> _EXERCISE INSTRUCTIONS_
Can the data below be echoed back word for word?

— Begin LISTED ENTRIES —

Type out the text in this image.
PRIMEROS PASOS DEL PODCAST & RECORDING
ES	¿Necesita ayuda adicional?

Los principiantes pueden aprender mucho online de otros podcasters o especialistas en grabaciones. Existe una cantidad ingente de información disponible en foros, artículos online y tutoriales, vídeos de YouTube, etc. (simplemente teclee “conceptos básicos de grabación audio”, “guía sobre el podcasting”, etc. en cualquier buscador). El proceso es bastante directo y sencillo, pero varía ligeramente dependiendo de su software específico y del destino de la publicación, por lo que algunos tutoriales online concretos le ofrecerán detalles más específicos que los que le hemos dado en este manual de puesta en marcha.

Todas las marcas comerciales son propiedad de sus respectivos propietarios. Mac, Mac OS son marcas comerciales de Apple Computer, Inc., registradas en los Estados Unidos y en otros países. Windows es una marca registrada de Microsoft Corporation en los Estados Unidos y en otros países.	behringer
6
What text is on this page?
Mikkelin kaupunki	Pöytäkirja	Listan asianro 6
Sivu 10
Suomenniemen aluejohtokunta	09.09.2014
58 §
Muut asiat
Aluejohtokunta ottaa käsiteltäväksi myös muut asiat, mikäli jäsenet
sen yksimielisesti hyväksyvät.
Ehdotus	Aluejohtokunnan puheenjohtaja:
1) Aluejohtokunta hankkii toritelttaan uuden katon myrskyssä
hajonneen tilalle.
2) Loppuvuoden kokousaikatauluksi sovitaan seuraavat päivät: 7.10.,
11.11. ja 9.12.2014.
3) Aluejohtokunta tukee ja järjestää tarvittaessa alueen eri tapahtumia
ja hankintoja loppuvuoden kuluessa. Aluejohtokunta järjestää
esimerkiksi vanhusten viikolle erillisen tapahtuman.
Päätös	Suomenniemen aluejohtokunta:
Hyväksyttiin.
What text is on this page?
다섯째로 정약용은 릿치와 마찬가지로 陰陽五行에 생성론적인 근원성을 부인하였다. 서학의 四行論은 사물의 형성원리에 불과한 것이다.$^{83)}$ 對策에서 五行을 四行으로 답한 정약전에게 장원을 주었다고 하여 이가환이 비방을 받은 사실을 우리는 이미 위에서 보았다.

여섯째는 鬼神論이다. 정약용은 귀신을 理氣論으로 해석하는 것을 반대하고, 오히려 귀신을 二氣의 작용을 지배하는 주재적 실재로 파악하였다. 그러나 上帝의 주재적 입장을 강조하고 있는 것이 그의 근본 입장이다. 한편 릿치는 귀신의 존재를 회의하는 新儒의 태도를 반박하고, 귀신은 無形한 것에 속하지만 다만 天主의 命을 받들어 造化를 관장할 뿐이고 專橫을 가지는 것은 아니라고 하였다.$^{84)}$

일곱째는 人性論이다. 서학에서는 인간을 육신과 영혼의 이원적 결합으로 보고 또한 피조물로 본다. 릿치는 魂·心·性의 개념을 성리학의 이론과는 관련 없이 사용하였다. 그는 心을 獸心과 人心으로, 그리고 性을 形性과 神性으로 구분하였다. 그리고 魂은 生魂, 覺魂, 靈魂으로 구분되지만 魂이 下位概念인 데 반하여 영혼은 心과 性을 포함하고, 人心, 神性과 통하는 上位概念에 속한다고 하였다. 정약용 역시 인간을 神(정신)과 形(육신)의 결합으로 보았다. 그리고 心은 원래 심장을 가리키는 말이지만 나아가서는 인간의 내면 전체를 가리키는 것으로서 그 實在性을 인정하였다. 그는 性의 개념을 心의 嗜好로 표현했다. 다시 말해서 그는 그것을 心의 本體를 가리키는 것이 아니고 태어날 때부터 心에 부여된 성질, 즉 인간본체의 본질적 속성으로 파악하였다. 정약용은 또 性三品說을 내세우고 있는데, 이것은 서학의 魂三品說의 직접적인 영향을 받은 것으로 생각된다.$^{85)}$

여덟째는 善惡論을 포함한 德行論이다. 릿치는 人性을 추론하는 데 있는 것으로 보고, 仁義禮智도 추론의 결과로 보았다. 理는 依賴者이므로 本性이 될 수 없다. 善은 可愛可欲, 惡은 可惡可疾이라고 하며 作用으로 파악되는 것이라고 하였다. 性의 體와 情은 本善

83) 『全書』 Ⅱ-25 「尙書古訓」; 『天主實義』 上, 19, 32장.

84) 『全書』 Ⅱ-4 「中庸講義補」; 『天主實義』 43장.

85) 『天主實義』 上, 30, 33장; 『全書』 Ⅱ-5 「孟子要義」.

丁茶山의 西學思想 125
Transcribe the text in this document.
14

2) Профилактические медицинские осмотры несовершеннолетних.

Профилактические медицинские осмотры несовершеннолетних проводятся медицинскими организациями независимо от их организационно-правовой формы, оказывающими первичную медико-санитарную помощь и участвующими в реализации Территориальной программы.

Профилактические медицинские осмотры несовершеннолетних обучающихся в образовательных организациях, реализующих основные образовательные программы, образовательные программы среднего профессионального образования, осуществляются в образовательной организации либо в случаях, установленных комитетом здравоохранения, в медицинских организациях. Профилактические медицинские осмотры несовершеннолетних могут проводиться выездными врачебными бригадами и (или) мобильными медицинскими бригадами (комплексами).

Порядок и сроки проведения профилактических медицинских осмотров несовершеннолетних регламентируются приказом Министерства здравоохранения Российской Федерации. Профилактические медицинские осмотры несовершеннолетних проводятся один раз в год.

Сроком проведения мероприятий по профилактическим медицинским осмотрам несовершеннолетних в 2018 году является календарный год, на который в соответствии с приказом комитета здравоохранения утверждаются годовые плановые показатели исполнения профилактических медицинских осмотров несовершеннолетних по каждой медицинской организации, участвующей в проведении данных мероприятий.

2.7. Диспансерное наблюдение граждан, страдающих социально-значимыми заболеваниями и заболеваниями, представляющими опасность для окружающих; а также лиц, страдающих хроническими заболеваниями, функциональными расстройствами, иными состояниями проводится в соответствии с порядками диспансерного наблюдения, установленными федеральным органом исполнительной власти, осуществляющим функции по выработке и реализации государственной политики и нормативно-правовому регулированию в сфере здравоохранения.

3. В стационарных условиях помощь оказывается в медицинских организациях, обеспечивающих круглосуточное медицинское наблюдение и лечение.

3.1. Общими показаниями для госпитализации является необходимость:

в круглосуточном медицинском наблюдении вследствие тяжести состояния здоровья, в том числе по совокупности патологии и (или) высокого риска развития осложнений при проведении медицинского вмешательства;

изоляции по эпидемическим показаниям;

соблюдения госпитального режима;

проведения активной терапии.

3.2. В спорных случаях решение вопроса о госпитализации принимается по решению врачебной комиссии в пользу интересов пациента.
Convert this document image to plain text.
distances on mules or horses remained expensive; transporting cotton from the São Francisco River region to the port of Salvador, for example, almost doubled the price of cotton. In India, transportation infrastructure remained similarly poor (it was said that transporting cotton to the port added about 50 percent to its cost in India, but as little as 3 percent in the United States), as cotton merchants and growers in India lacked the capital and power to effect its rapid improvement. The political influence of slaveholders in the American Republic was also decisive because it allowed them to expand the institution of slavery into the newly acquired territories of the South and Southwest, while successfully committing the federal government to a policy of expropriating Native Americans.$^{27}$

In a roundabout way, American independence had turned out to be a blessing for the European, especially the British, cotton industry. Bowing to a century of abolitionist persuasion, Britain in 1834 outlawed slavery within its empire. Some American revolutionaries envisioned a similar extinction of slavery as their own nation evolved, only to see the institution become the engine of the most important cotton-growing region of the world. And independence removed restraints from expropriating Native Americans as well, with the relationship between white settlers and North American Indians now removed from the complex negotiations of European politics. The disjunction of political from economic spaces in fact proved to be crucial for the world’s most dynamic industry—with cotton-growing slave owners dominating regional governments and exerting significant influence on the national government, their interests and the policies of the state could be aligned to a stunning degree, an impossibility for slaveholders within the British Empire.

— End LISTED ENTRIES —

> _REPLY TO THE TASK_
Type out the text in this image.
PRIMEROS PASOS DEL PODCAST & RECORDING
ES	¿Necesita ayuda adicional?

Los principiantes pueden aprender mucho online de otros podcasters o especialistas en grabaciones. Existe una cantidad ingente de información disponible en foros, artículos online y tutoriales, vídeos de YouTube, etc. (simplemente teclee “conceptos básicos de grabación audio”, “guía sobre el podcasting”, etc. en cualquier buscador). El proceso es bastante directo y sencillo, pero varía ligeramente dependiendo de su software específico y del destino de la publicación, por lo que algunos tutoriales online concretos le ofrecerán detalles más específicos que los que le hemos dado en este manual de puesta en marcha.

Todas las marcas comerciales son propiedad de sus respectivos propietarios. Mac, Mac OS son marcas comerciales de Apple Computer, Inc., registradas en los Estados Unidos y en otros países. Windows es una marca registrada de Microsoft Corporation en los Estados Unidos y en otros países.	behringer
6
What text is on this page?
Mikkelin kaupunki	Pöytäkirja	Listan asianro 6
Sivu 10
Suomenniemen aluejohtokunta	09.09.2014
58 §
Muut asiat
Aluejohtokunta ottaa käsiteltäväksi myös muut asiat, mikäli jäsenet
sen yksimielisesti hyväksyvät.
Ehdotus	Aluejohtokunnan puheenjohtaja:
1) Aluejohtokunta hankkii toritelttaan uuden katon myrskyssä
hajonneen tilalle.
2) Loppuvuoden kokousaikatauluksi sovitaan seuraavat päivät: 7.10.,
11.11. ja 9.12.2014.
3) Aluejohtokunta tukee ja järjestää tarvittaessa alueen eri tapahtumia
ja hankintoja loppuvuoden kuluessa. Aluejohtokunta järjestää
esimerkiksi vanhusten viikolle erillisen tapahtuman.
Päätös	Suomenniemen aluejohtokunta:
Hyväksyttiin.
What text is on this page?
다섯째로 정약용은 릿치와 마찬가지로 陰陽五行에 생성론적인 근원성을 부인하였다. 서학의 四行論은 사물의 형성원리에 불과한 것이다.$^{83)}$ 對策에서 五行을 四行으로 답한 정약전에게 장원을 주었다고 하여 이가환이 비방을 받은 사실을 우리는 이미 위에서 보았다.

여섯째는 鬼神論이다. 정약용은 귀신을 理氣論으로 해석하는 것을 반대하고, 오히려 귀신을 二氣의 작용을 지배하는 주재적 실재로 파악하였다. 그러나 上帝의 주재적 입장을 강조하고 있는 것이 그의 근본 입장이다. 한편 릿치는 귀신의 존재를 회의하는 新儒의 태도를 반박하고, 귀신은 無形한 것에 속하지만 다만 天主의 命을 받들어 造化를 관장할 뿐이고 專橫을 가지는 것은 아니라고 하였다.$^{84)}$

일곱째는 人性論이다. 서학에서는 인간을 육신과 영혼의 이원적 결합으로 보고 또한 피조물로 본다. 릿치는 魂·心·性의 개념을 성리학의 이론과는 관련 없이 사용하였다. 그는 心을 獸心과 人心으로, 그리고 性을 形性과 神性으로 구분하였다. 그리고 魂은 生魂, 覺魂, 靈魂으로 구분되지만 魂이 下位概念인 데 반하여 영혼은 心과 性을 포함하고, 人心, 神性과 통하는 上位概念에 속한다고 하였다. 정약용 역시 인간을 神(정신)과 形(육신)의 결합으로 보았다. 그리고 心은 원래 심장을 가리키는 말이지만 나아가서는 인간의 내면 전체를 가리키는 것으로서 그 實在性을 인정하였다. 그는 性의 개념을 心의 嗜好로 표현했다. 다시 말해서 그는 그것을 心의 本體를 가리키는 것이 아니고 태어날 때부터 心에 부여된 성질, 즉 인간본체의 본질적 속성으로 파악하였다. 정약용은 또 性三品說을 내세우고 있는데, 이것은 서학의 魂三品說의 직접적인 영향을 받은 것으로 생각된다.$^{85)}$

여덟째는 善惡論을 포함한 德行論이다. 릿치는 人性을 추론하는 데 있는 것으로 보고, 仁義禮智도 추론의 결과로 보았다. 理는 依賴者이므로 本性이 될 수 없다. 善은 可愛可欲, 惡은 可惡可疾이라고 하며 作用으로 파악되는 것이라고 하였다. 性의 體와 情은 本善

83) 『全書』 Ⅱ-25 「尙書古訓」; 『天主實義』 上, 19, 32장.

84) 『全書』 Ⅱ-4 「中庸講義補」; 『天主實義』 43장.

85) 『天主實義』 上, 30, 33장; 『全書』 Ⅱ-5 「孟子要義」.

丁茶山의 西學思想 125
Transcribe the text in this document.
14

2) Профилактические медицинские осмотры несовершеннолетних.

Профилактические медицинские осмотры несовершеннолетних проводятся медицинскими организациями независимо от их организационно-правовой формы, оказывающими первичную медико-санитарную помощь и участвующими в реализации Территориальной программы.

Профилактические медицинские осмотры несовершеннолетних обучающихся в образовательных организациях, реализующих основные образовательные программы, образовательные программы среднего профессионального образования, осуществляются в образовательной организации либо в случаях, установленных комитетом здравоохранения, в медицинских организациях. Профилактические медицинские осмотры несовершеннолетних могут проводиться выездными врачебными бригадами и (или) мобильными медицинскими бригадами (комплексами).

Порядок и сроки проведения профилактических медицинских осмотров несовершеннолетних регламентируются приказом Министерства здравоохранения Российской Федерации. Профилактические медицинские осмотры несовершеннолетних проводятся один раз в год.

Сроком проведения мероприятий по профилактическим медицинским осмотрам несовершеннолетних в 2018 году является календарный год, на который в соответствии с приказом комитета здравоохранения утверждаются годовые плановые показатели исполнения профилактических медицинских осмотров несовершеннолетних по каждой медицинской организации, участвующей в проведении данных мероприятий.

2.7. Диспансерное наблюдение граждан, страдающих социально-значимыми заболеваниями и заболеваниями, представляющими опасность для окружающих; а также лиц, страдающих хроническими заболеваниями, функциональными расстройствами, иными состояниями проводится в соответствии с порядками диспансерного наблюдения, установленными федеральным органом исполнительной власти, осуществляющим функции по выработке и реализации государственной политики и нормативно-правовому регулированию в сфере здравоохранения.

3. В стационарных условиях помощь оказывается в медицинских организациях, обеспечивающих круглосуточное медицинское наблюдение и лечение.

3.1. Общими показаниями для госпитализации является необходимость:

в круглосуточном медицинском наблюдении вследствие тяжести состояния здоровья, в том числе по совокупности патологии и (или) высокого риска развития осложнений при проведении медицинского вмешательства;

изоляции по эпидемическим показаниям;

соблюдения госпитального режима;

проведения активной терапии.

3.2. В спорных случаях решение вопроса о госпитализации принимается по решению врачебной комиссии в пользу интересов пациента.
Convert this document image to plain text.
distances on mules or horses remained expensive; transporting cotton from the São Francisco River region to the port of Salvador, for example, almost doubled the price of cotton. In India, transportation infrastructure remained similarly poor (it was said that transporting cotton to the port added about 50 percent to its cost in India, but as little as 3 percent in the United States), as cotton merchants and growers in India lacked the capital and power to effect its rapid improvement. The political influence of slaveholders in the American Republic was also decisive because it allowed them to expand the institution of slavery into the newly acquired territories of the South and Southwest, while successfully committing the federal government to a policy of expropriating Native Americans.$^{27}$

In a roundabout way, American independence had turned out to be a blessing for the European, especially the British, cotton industry. Bowing to a century of abolitionist persuasion, Britain in 1834 outlawed slavery within its empire. Some American revolutionaries envisioned a similar extinction of slavery as their own nation evolved, only to see the institution become the engine of the most important cotton-growing region of the world. And independence removed restraints from expropriating Native Americans as well, with the relationship between white settlers and North American Indians now removed from the complex negotiations of European politics. The disjunction of political from economic spaces in fact proved to be crucial for the world’s most dynamic industry—with cotton-growing slave owners dominating regional governments and exerting significant influence on the national government, their interests and the policies of the state could be aligned to a stunning degree, an impossibility for slaveholders within the British Empire.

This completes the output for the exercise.